--- Input material ---
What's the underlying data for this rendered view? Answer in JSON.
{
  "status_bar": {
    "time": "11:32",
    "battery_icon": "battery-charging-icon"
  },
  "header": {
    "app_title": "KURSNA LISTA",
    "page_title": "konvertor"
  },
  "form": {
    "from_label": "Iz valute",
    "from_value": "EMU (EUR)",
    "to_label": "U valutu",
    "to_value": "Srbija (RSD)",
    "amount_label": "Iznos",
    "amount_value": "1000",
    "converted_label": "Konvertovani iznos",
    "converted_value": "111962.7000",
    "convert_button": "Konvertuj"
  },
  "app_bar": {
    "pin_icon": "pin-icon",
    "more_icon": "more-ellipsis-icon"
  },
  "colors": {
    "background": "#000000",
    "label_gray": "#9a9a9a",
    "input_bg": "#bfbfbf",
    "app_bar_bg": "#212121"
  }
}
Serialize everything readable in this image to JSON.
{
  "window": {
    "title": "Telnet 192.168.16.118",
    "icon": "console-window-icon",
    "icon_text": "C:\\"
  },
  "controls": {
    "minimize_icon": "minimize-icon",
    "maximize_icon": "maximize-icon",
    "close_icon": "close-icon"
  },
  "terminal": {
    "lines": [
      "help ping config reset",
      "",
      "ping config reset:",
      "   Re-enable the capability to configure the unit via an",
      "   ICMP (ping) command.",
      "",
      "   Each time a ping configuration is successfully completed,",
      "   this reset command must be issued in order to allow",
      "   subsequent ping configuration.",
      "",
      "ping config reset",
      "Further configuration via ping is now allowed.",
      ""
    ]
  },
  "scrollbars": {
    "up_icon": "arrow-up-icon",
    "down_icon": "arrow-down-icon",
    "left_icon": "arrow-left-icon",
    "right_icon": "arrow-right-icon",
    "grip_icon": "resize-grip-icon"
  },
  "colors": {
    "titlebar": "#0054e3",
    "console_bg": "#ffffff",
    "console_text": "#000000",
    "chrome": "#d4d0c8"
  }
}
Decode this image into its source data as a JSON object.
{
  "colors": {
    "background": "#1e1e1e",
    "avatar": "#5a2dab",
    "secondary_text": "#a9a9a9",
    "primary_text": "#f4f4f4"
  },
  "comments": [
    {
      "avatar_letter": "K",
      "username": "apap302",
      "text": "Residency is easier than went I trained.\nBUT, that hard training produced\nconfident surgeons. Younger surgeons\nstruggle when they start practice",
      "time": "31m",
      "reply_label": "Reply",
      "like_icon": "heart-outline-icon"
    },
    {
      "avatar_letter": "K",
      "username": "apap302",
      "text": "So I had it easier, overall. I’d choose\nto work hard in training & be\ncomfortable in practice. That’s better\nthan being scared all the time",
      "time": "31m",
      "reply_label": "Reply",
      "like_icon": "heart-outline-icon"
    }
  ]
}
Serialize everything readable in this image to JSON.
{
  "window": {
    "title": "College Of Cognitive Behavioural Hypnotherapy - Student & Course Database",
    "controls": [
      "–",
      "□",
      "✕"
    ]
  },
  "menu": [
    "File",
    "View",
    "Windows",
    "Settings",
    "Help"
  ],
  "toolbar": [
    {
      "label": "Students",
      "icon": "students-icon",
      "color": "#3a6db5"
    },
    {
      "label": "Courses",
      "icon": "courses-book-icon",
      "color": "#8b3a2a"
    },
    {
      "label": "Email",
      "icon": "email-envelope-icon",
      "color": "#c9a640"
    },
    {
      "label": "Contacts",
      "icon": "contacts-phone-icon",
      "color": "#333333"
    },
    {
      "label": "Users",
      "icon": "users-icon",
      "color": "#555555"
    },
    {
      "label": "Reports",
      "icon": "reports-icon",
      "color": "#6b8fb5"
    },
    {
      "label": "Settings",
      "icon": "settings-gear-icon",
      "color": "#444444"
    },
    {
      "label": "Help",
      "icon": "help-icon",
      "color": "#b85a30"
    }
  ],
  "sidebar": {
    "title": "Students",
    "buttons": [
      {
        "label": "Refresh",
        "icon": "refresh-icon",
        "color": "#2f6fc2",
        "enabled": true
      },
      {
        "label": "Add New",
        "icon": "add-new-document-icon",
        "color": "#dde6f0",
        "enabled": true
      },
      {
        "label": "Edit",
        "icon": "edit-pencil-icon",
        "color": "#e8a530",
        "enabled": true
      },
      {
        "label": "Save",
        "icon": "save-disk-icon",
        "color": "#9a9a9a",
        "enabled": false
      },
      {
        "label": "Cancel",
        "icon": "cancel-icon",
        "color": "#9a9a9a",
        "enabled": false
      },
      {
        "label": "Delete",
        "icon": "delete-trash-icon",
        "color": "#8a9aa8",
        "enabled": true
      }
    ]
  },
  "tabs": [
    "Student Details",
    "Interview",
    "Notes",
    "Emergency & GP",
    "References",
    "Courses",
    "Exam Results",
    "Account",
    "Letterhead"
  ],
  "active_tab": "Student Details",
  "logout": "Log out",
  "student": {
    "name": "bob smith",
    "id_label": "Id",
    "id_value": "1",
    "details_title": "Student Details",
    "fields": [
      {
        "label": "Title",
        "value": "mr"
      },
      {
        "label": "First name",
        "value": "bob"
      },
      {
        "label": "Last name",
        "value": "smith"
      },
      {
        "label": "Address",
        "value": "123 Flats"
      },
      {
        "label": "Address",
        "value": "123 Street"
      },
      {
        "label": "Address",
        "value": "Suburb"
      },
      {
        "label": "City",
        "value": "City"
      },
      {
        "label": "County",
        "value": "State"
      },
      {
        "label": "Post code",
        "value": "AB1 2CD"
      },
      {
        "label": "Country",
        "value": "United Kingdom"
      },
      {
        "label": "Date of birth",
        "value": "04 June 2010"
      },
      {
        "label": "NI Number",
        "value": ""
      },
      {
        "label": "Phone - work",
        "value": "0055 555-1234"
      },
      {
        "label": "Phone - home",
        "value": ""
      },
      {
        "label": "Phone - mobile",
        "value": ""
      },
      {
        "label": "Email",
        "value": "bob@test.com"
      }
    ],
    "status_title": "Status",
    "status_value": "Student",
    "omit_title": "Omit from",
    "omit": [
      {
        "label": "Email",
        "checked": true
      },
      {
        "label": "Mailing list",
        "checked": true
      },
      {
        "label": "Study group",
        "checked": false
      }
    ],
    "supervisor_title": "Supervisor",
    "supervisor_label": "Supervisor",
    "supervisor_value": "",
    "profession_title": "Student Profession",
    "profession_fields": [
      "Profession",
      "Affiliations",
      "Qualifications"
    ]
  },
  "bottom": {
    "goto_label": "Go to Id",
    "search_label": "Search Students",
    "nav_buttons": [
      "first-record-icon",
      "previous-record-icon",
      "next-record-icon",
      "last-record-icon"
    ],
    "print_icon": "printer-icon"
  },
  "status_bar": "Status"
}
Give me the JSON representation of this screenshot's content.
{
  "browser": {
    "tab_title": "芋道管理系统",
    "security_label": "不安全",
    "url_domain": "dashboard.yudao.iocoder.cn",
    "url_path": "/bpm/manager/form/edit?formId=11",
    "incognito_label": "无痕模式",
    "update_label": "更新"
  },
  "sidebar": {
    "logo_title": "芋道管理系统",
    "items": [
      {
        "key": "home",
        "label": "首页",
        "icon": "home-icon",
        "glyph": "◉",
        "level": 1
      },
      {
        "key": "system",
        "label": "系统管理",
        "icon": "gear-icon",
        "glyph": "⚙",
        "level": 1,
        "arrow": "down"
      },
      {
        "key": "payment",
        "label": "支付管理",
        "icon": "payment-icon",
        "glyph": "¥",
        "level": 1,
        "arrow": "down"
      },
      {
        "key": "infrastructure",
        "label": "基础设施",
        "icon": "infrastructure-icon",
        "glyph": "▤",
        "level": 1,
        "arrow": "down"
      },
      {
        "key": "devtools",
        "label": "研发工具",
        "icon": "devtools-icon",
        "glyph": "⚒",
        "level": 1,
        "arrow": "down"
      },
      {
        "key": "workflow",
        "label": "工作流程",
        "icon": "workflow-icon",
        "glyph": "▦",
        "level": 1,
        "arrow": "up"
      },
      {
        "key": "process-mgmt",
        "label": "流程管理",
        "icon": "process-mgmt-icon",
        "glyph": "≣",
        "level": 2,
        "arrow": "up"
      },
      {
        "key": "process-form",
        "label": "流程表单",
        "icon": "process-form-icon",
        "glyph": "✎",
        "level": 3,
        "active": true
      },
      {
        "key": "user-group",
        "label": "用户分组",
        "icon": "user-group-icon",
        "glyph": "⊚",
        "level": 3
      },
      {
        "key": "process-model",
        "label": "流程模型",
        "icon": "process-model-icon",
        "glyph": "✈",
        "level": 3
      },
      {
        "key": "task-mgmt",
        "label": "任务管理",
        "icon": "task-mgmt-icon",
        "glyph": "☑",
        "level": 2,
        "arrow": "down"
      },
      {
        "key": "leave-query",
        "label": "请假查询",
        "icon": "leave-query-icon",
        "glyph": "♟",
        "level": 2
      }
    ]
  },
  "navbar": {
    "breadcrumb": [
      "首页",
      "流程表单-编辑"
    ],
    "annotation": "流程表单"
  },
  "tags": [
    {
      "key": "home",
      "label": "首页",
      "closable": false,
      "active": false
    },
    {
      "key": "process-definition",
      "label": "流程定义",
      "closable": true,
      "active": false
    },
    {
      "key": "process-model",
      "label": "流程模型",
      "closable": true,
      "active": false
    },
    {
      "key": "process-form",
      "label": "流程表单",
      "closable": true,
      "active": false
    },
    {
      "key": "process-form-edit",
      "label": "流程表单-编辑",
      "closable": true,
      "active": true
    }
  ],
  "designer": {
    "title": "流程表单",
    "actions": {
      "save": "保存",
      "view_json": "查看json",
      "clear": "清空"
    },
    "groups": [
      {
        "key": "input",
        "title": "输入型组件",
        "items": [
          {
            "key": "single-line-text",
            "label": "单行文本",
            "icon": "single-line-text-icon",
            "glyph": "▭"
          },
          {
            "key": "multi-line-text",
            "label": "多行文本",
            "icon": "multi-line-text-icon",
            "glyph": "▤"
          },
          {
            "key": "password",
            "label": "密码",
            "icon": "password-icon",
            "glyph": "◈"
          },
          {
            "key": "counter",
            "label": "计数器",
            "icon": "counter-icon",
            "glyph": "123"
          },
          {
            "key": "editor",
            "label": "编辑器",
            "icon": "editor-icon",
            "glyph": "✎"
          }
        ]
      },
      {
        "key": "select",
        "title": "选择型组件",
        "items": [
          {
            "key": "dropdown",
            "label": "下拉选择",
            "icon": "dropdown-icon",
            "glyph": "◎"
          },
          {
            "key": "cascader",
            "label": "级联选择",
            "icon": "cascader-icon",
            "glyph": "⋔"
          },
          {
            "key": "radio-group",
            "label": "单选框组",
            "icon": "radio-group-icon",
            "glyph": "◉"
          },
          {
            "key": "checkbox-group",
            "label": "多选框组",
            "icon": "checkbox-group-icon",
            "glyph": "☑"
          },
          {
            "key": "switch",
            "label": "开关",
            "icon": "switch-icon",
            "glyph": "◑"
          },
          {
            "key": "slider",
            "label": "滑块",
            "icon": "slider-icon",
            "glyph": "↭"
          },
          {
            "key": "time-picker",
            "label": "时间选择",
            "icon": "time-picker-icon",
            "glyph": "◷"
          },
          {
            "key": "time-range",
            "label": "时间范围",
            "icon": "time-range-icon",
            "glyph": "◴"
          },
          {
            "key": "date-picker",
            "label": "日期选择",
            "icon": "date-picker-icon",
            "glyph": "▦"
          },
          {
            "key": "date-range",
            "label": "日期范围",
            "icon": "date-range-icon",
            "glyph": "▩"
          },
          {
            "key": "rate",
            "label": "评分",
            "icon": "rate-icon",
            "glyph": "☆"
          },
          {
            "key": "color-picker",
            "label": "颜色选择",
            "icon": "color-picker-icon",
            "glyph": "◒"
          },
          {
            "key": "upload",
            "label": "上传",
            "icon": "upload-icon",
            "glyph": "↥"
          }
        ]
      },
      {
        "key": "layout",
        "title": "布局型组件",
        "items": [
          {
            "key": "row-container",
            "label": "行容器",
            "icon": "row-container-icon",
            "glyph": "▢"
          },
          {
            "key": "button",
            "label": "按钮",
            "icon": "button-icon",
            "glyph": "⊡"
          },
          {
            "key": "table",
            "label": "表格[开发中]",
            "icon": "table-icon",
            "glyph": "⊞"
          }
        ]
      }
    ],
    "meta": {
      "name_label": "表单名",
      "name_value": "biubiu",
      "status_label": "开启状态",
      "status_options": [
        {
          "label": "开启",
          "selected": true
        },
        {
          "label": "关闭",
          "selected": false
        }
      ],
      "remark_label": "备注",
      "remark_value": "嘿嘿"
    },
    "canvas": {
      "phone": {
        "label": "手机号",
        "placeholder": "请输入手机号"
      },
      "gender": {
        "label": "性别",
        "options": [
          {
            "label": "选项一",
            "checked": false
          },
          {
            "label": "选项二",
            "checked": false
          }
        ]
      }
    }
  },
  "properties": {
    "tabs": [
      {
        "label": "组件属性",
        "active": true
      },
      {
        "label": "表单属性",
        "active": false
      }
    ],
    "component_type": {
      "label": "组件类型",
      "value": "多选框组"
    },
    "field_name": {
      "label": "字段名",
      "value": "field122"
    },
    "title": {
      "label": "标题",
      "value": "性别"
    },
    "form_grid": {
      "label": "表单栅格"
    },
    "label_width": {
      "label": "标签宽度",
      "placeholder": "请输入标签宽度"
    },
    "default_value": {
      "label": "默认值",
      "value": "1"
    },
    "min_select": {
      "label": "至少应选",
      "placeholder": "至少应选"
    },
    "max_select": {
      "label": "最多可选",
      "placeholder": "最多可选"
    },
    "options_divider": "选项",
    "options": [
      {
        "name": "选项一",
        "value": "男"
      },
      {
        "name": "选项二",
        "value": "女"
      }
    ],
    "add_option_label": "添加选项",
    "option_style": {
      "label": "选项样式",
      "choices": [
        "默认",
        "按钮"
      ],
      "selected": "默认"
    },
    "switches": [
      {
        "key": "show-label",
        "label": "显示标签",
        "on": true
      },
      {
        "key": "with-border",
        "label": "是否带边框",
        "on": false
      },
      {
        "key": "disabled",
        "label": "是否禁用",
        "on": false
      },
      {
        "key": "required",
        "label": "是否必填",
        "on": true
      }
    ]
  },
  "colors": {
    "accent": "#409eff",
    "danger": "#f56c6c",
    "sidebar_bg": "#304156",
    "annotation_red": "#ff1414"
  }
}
---
# What the task asks:
Find every line above that contains the word "single", and return each one.

# Answer for this exercise:
            "key": "single-line-text",
            "icon": "single-line-text-icon",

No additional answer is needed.